> What to produce: Select every line below containing the word "Scenario".

> Listing:

Start

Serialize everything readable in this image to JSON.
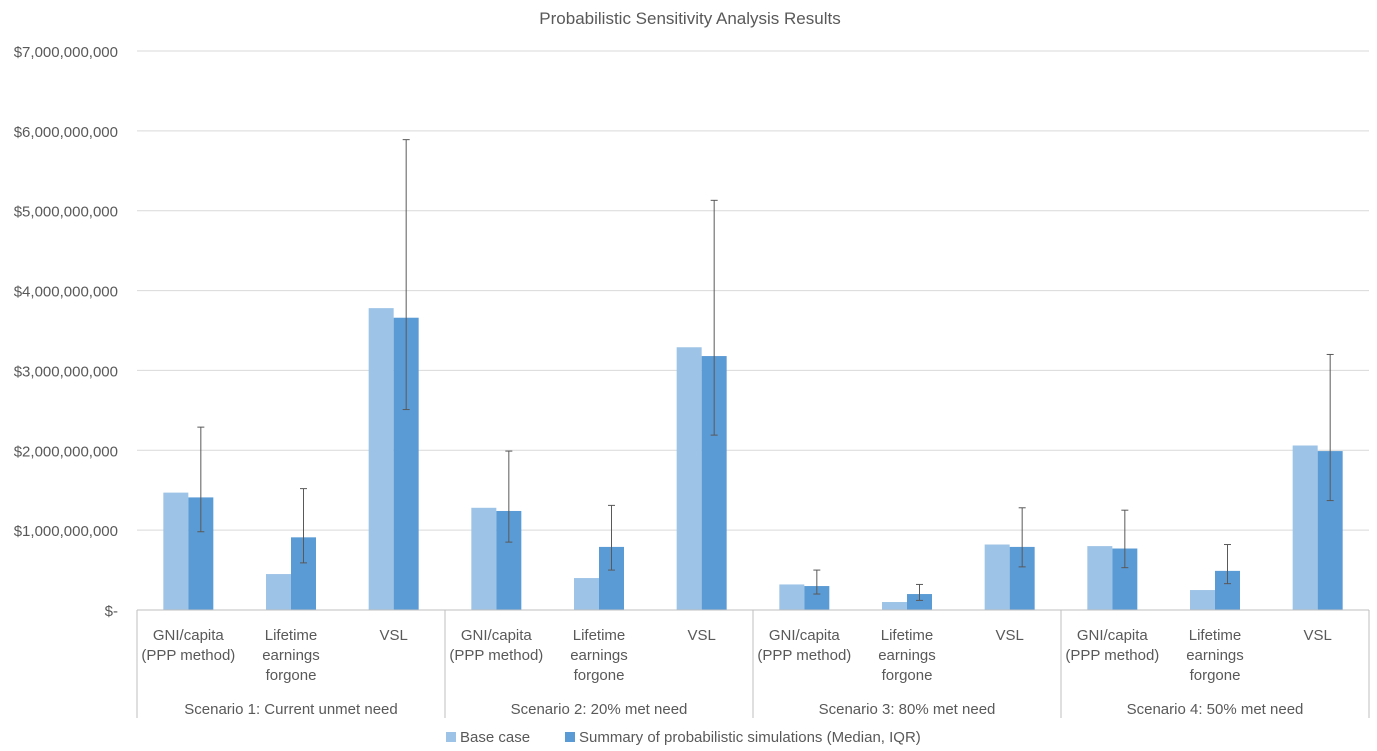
{
  "chart_data": {
    "type": "bar",
    "title": "Probabilistic Sensitivity Analysis Results",
    "xlabel": "",
    "ylabel": "",
    "ylim": [
      0,
      7000000000
    ],
    "y_ticks": [
      {
        "value": 0,
        "label": "$-"
      },
      {
        "value": 1000000000,
        "label": "$1,000,000,000"
      },
      {
        "value": 2000000000,
        "label": "$2,000,000,000"
      },
      {
        "value": 3000000000,
        "label": "$3,000,000,000"
      },
      {
        "value": 4000000000,
        "label": "$4,000,000,000"
      },
      {
        "value": 5000000000,
        "label": "$5,000,000,000"
      },
      {
        "value": 6000000000,
        "label": "$6,000,000,000"
      },
      {
        "value": 7000000000,
        "label": "$7,000,000,000"
      }
    ],
    "grid": true,
    "legend_position": "bottom",
    "groups": [
      {
        "label": "Scenario 1: Current unmet need",
        "categories": [
          [
            "GNI/capita",
            "(PPP method)"
          ],
          [
            "Lifetime",
            "earnings",
            "forgone"
          ],
          [
            "VSL"
          ]
        ]
      },
      {
        "label": "Scenario 2: 20% met need",
        "categories": [
          [
            "GNI/capita",
            "(PPP method)"
          ],
          [
            "Lifetime",
            "earnings",
            "forgone"
          ],
          [
            "VSL"
          ]
        ]
      },
      {
        "label": "Scenario 3: 80% met need",
        "categories": [
          [
            "GNI/capita",
            "(PPP method)"
          ],
          [
            "Lifetime",
            "earnings",
            "forgone"
          ],
          [
            "VSL"
          ]
        ]
      },
      {
        "label": "Scenario 4: 50% met need",
        "categories": [
          [
            "GNI/capita",
            "(PPP method)"
          ],
          [
            "Lifetime",
            "earnings",
            "forgone"
          ],
          [
            "VSL"
          ]
        ]
      }
    ],
    "series": [
      {
        "name": "Base case",
        "color": "#9DC3E6",
        "values": [
          1470000000,
          450000000,
          3780000000,
          1280000000,
          400000000,
          3290000000,
          320000000,
          100000000,
          820000000,
          800000000,
          250000000,
          2060000000
        ]
      },
      {
        "name": "Summary of probabilistic simulations (Median, IQR)",
        "color": "#5B9BD5",
        "values": [
          1410000000,
          910000000,
          3660000000,
          1240000000,
          790000000,
          3180000000,
          300000000,
          200000000,
          790000000,
          770000000,
          490000000,
          1990000000
        ],
        "iqr_low": [
          980000000,
          590000000,
          2510000000,
          850000000,
          500000000,
          2190000000,
          200000000,
          120000000,
          540000000,
          530000000,
          330000000,
          1370000000
        ],
        "iqr_high": [
          2290000000,
          1520000000,
          5890000000,
          1990000000,
          1310000000,
          5130000000,
          500000000,
          320000000,
          1280000000,
          1250000000,
          820000000,
          3200000000
        ]
      }
    ]
  }
}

End

> Correct response:
        "label": "Scenario 1: Current unmet need",
        "label": "Scenario 2: 20% met need",
        "label": "Scenario 3: 80% met need",
        "label": "Scenario 4: 50% met need",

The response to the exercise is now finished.